Дословно процитируйте из приведённого ниже отрывка о ночлеге в гостинице часть от слов «Тогда вмешался швейцар.» до слов «и не поворачивался.».

## [Выбранный отрывок]
########################################
Швейцар снова что-то сказал администратору и испуганно посмотрел на меня.
— В чём же дело? — спросил я. — Значит, есть для этого какая-нибудь причина?
— Там один человек недавно сошёл с ума.
— Не каждый же, кто там живёт, сходит с ума.
— Ну, все-таки... — уклончиво ответил администратор.
Тогда вмешался швейцар.
— Он сошёл с ума ночью, — сказал он вполголоса, — я хорошо помню, было сорок минут четвертого, когда он в первый раз закричал.
— Это было очень страшно, — добавил администратор, — Особенно, когда он закричал второй раз. Он выскочил из комнаты, сорвался с лестницы, упал и сломал себе руку. Он ничего не мог сказать, что с ним случилось.
— Ничего особенного в этом я не вижу, — сказал я. — Не ночевать же мне на улице. Покажите мне эту комнату.
Администратор поколебался, взял ключ, и мы поднялись на третий этаж. С площадки третьего этажа шёл вверх ещё один пролет каменной лестницы. Он заканчивался маленькой глухой площадкой.
С площадки подымалась к чердаку узкая деревянная лестница, похожая на стремянку. Лестница эта упиралась в дверь, выкрашенную охрой.
Администратор долго не мог открыть эту дверь, — ключ заедал в замке и не поворачивался.
Наконец он открыл дверь, но, прежде чем войти, нащупал в комнате, не переступая порога, выключатель около притолоки и зажёг свет.
Я увидел комнату с железной койкой и одним стулом. Больше в комнате ничего не было. Но ничего неприятного в этой комнате я не заметил. Мне только показалось, что единственная, очень сильная электрическая лампочка под потолком слишком выпукло освещает скудную обстановку, — я даже увидел слабую вмятину на подушке от головы. Здесь кто-то, очевидно, недавно ночевал.
########################################
## [Исходные данные]

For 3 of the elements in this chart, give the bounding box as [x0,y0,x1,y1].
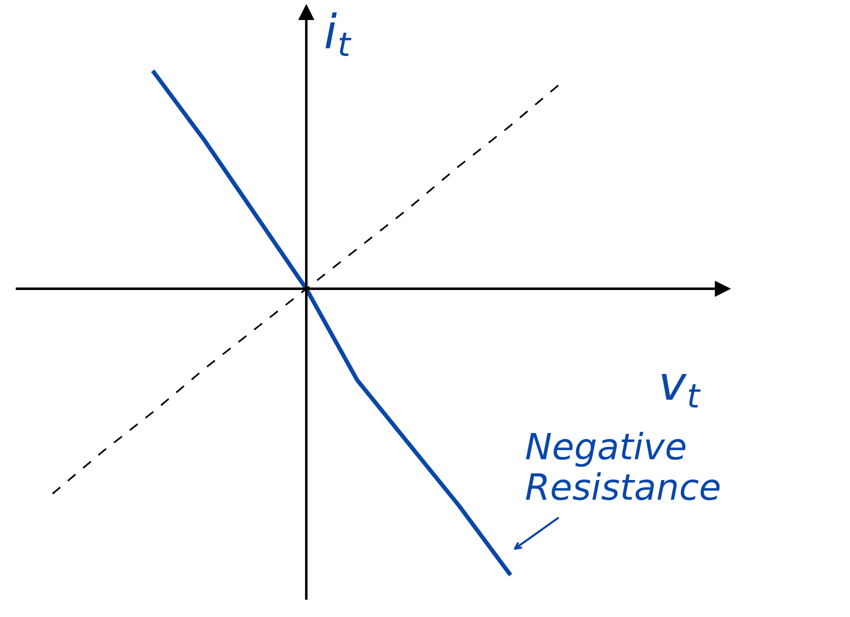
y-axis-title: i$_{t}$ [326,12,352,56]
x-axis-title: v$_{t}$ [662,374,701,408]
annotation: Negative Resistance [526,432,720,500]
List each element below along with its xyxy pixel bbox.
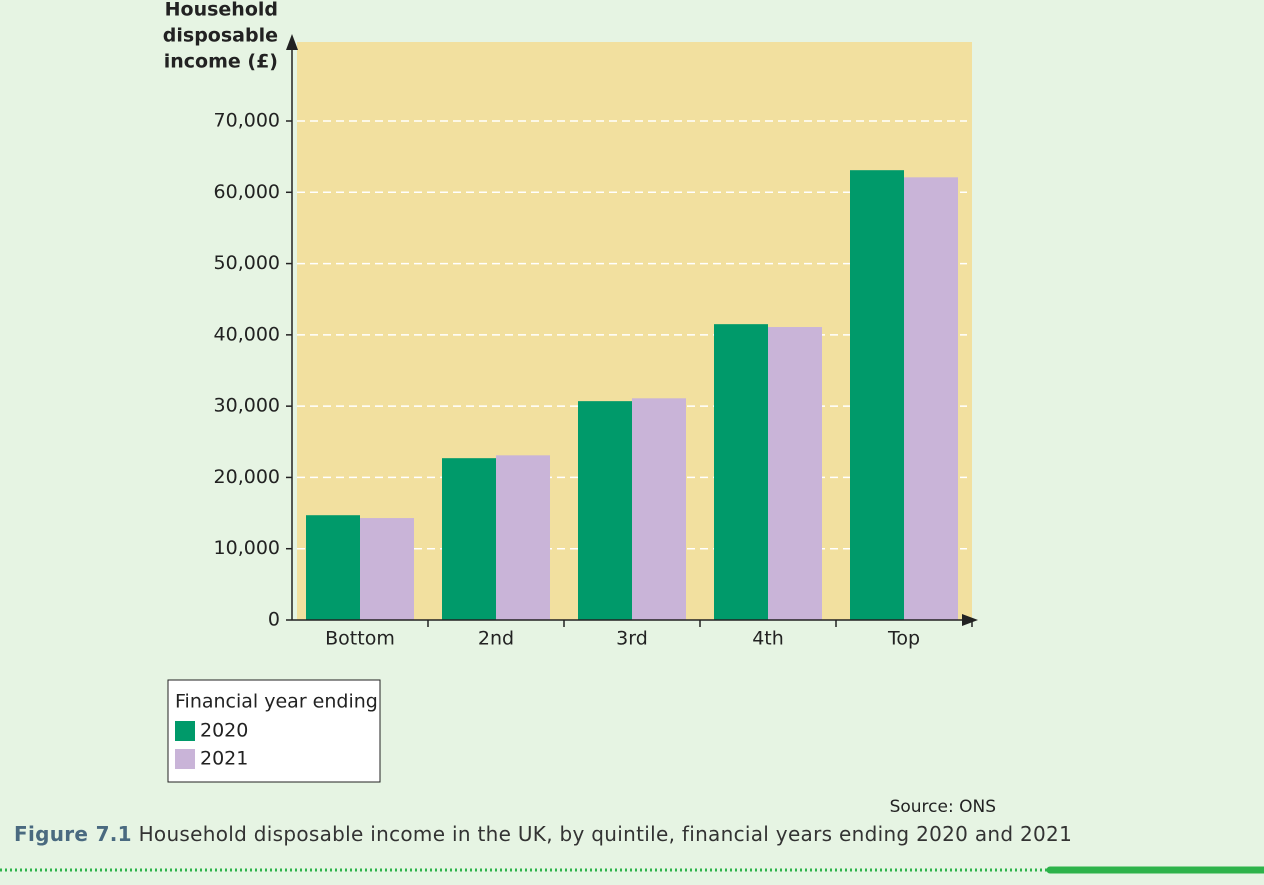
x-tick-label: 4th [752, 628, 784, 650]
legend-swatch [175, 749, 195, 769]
########################################
## [Ответ]
Тогда вмешался швейцар.
— Он сошёл с ума ночью, — сказал он вполголоса, — я хорошо помню, было сорок минут четвертого, когда он в первый раз закричал.
— Это было очень страшно, — добавил администратор, — Особенно, когда он закричал второй раз. Он выскочил из комнаты, сорвался с лестницы, упал и сломал себе руку. Он ничего не мог сказать, что с ним случилось.
— Ничего особенного в этом я не вижу, — сказал я. — Не ночевать же мне на улице. Покажите мне эту комнату.
Администратор поколебался, взял ключ, и мы поднялись на третий этаж. С площадки третьего этажа шёл вверх ещё один пролет каменной лестницы. Он заканчивался маленькой глухой площадкой.
С площадки подымалась к чердаку узкая деревянная лестница, похожая на стремянку. Лестница эта упиралась в дверь, выкрашенную охрой.
Администратор долго не мог открыть эту дверь, — ключ заедал в замке и не поворачивался.